- [Stated exercise]: Check each line of the material. Copy those containing "AQHI".

-=-=-=-=-

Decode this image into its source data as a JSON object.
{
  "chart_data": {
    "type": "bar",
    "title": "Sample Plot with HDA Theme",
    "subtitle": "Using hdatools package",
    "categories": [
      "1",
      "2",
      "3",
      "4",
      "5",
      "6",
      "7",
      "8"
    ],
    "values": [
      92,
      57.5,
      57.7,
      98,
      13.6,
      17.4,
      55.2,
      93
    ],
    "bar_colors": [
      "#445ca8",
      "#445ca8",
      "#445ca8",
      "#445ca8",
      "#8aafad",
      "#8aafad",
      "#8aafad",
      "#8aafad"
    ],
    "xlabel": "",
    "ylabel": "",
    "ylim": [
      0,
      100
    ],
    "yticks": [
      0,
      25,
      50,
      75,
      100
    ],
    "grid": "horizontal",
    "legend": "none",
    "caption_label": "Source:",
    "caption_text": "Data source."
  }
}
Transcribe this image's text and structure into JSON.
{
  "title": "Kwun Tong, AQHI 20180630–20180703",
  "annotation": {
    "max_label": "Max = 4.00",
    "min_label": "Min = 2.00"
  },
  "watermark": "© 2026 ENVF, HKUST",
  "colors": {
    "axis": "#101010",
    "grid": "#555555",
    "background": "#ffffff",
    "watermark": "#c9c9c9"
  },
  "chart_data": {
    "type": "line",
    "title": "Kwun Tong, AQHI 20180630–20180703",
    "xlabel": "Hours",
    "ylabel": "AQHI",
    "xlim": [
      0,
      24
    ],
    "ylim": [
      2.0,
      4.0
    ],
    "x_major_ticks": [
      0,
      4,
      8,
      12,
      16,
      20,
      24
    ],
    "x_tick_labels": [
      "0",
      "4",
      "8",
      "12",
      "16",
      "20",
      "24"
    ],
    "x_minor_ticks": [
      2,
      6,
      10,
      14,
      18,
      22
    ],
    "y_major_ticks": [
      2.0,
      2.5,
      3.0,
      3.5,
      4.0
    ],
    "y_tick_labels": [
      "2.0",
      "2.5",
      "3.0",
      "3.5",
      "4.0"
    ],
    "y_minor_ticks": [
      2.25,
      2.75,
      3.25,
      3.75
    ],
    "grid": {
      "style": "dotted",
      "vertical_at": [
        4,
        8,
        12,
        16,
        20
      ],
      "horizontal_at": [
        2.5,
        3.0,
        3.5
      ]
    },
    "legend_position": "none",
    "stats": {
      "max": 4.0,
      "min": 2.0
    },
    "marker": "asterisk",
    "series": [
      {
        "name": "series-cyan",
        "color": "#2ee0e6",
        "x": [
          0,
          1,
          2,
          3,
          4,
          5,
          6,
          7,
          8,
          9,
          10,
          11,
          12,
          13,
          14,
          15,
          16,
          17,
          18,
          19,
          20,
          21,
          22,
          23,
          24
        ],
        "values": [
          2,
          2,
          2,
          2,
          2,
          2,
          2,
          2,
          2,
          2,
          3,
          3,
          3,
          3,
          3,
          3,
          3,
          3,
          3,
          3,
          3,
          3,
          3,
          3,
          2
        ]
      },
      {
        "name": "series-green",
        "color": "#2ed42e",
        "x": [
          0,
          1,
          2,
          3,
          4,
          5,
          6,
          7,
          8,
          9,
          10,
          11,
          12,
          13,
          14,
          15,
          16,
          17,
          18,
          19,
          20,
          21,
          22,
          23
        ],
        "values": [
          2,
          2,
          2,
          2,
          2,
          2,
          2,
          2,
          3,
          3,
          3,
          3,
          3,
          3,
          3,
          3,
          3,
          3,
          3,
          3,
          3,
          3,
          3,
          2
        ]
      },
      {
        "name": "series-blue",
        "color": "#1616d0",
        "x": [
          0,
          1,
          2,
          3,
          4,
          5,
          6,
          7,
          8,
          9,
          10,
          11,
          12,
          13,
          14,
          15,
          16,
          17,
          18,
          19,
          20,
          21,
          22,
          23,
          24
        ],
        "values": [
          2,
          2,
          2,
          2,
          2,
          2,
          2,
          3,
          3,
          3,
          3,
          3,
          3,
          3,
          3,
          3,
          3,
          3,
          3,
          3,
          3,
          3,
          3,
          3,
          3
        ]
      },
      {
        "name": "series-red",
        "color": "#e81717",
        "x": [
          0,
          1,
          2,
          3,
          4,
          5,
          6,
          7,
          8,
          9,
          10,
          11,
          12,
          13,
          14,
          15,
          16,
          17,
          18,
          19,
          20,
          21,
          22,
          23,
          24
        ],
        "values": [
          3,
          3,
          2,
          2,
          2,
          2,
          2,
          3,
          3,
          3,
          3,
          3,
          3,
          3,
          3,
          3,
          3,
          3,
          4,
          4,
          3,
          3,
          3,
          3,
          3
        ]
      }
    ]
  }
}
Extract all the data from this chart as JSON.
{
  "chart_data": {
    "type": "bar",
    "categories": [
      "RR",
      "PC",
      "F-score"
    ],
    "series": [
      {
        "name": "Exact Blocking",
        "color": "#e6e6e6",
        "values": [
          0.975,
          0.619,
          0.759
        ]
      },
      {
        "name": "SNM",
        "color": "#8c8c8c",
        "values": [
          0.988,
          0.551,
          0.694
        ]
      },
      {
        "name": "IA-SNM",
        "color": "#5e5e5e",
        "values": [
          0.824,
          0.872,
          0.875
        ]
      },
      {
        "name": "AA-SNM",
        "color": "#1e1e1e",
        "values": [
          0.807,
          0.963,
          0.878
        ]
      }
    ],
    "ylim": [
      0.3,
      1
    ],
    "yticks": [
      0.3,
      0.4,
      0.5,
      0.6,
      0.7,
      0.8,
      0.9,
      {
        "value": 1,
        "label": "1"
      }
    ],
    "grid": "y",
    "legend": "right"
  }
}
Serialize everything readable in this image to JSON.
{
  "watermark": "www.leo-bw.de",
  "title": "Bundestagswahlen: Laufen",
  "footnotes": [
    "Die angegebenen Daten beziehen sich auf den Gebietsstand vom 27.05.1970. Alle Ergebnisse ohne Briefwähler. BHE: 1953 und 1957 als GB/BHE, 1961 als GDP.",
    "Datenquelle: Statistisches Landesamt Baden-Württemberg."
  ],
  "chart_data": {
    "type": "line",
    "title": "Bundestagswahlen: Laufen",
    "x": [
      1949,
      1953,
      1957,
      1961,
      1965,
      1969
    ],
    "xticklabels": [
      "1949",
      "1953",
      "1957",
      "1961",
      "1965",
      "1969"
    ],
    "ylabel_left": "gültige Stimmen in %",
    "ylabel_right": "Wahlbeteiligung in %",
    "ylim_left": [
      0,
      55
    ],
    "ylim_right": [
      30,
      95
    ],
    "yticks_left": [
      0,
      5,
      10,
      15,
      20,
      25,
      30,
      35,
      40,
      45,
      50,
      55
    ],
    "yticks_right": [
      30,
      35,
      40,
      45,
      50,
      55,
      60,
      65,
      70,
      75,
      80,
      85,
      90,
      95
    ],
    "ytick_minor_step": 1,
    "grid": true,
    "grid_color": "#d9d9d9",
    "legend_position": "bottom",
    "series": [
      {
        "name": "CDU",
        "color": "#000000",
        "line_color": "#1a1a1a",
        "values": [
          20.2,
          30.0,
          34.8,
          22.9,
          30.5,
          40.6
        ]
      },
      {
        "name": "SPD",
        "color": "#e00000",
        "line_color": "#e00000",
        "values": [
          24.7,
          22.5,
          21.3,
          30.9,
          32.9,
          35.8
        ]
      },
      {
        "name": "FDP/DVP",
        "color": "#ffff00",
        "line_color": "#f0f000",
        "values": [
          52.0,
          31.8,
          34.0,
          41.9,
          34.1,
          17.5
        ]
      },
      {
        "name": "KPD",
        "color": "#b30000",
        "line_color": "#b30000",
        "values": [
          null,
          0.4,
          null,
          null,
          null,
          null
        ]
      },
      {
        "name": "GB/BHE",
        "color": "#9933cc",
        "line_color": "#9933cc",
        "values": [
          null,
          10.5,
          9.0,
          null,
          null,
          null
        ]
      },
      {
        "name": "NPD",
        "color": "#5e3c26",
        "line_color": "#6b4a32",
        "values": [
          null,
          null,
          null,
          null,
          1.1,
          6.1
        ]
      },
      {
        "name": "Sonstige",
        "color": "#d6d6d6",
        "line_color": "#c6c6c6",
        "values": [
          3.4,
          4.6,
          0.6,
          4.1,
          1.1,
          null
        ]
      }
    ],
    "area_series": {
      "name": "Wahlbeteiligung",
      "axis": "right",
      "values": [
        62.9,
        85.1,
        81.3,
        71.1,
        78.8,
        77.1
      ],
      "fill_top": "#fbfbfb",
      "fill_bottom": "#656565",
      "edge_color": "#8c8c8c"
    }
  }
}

-=-=-=-=-

- [Output for this exercise]:
  "title": "Kwun Tong, AQHI 20180630–20180703",
    "title": "Kwun Tong, AQHI 20180630–20180703",
    "ylabel": "AQHI",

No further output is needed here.